**YOUR OBJECTIVE:**
Return the number of lines in which the word "less" appears; add nothing else.

** BEGIN **

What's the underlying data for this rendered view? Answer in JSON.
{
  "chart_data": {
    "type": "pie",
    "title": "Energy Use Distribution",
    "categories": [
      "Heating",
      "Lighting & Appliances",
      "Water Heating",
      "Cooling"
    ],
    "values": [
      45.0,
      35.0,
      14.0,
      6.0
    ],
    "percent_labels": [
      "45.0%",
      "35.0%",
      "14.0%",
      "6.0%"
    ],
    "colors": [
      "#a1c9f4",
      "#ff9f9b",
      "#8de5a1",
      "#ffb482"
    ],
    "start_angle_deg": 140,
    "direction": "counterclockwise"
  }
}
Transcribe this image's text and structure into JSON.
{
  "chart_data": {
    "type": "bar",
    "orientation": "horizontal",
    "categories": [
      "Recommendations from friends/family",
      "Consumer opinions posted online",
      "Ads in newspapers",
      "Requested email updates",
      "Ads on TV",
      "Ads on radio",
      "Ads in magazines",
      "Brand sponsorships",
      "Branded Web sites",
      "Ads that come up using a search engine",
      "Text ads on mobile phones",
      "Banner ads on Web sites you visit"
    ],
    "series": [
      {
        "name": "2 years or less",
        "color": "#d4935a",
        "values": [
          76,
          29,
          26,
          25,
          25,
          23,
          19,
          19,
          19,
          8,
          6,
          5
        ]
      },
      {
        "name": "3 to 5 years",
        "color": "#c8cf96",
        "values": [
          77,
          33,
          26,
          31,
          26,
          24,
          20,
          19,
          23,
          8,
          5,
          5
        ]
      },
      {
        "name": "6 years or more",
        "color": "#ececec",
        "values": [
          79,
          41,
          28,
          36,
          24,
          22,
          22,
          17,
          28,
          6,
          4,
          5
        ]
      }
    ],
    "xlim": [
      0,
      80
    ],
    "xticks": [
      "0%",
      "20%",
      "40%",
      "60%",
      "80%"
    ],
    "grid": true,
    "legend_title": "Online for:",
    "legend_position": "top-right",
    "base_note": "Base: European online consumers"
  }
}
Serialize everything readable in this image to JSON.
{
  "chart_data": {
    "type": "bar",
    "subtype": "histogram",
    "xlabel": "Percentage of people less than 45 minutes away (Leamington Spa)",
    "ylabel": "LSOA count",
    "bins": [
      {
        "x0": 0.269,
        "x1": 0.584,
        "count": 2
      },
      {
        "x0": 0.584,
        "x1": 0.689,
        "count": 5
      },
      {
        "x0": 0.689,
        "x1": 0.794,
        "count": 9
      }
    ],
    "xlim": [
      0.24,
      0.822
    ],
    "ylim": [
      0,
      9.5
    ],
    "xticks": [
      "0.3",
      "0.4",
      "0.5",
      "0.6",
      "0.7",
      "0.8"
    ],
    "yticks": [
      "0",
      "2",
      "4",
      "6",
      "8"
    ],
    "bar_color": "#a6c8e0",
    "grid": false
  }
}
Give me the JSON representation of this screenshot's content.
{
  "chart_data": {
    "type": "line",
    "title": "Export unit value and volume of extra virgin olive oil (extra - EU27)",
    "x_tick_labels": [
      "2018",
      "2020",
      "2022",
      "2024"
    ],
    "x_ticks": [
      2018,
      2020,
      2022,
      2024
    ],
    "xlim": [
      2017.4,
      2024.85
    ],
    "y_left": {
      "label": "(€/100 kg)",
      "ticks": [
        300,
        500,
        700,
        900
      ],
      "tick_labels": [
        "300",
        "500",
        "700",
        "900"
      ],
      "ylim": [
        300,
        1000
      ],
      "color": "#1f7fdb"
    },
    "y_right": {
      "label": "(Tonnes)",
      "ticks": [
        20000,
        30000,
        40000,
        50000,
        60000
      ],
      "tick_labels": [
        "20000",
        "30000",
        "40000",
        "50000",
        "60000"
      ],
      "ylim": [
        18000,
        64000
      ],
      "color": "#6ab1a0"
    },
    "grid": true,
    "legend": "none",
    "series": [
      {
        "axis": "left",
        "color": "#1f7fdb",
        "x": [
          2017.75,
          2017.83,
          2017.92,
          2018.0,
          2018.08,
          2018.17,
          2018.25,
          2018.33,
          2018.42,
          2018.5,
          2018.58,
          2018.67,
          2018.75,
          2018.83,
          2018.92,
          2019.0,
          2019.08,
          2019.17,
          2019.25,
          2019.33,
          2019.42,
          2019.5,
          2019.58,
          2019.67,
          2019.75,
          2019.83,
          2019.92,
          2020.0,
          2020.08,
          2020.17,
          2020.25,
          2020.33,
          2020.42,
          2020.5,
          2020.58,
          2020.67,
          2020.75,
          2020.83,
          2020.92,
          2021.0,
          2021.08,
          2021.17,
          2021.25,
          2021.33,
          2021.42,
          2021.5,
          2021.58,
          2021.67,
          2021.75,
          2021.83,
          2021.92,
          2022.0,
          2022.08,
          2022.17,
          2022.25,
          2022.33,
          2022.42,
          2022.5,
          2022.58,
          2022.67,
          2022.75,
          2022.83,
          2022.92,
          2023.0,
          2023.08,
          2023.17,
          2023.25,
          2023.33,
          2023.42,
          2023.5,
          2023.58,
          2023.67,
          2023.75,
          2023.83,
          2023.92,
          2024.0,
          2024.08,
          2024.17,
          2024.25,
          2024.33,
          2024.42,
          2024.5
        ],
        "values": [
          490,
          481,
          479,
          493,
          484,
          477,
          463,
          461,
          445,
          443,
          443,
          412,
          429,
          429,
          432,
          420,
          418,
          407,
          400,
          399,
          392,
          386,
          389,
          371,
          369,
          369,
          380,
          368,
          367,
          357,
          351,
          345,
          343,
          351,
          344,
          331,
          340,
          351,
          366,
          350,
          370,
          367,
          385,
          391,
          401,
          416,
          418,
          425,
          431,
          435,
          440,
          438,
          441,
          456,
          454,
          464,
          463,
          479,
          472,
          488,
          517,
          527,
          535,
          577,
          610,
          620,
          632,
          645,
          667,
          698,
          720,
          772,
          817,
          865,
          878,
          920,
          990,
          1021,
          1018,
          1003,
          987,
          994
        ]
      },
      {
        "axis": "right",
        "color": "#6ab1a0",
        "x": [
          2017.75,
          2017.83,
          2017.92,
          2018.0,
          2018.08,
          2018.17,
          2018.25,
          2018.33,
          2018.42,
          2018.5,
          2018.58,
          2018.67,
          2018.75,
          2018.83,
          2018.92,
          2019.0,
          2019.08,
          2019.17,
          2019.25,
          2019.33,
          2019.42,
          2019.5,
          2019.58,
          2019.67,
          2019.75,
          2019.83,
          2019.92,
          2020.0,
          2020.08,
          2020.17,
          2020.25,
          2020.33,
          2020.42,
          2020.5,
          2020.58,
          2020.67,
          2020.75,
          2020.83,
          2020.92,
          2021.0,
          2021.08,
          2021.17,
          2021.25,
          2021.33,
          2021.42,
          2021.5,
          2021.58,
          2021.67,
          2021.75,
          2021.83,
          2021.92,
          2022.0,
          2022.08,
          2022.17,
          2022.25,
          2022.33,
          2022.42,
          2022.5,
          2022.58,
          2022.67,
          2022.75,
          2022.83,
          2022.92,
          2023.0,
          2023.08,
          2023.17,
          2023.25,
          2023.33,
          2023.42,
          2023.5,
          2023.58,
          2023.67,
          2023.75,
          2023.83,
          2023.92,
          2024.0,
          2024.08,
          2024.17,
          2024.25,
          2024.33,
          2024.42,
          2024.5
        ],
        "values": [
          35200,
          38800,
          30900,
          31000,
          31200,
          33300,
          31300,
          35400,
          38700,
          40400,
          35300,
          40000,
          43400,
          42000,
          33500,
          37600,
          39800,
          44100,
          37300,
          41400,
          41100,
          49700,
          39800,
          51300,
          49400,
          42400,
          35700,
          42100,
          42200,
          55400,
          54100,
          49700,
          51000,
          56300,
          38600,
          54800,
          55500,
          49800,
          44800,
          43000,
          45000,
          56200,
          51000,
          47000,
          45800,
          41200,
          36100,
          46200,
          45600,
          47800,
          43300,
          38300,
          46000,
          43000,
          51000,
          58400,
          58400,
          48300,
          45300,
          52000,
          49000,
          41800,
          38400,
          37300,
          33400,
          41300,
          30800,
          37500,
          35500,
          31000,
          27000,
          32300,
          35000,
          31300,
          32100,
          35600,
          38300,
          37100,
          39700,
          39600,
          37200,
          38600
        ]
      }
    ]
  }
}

** END **

**SOLUTION BELOW:**
2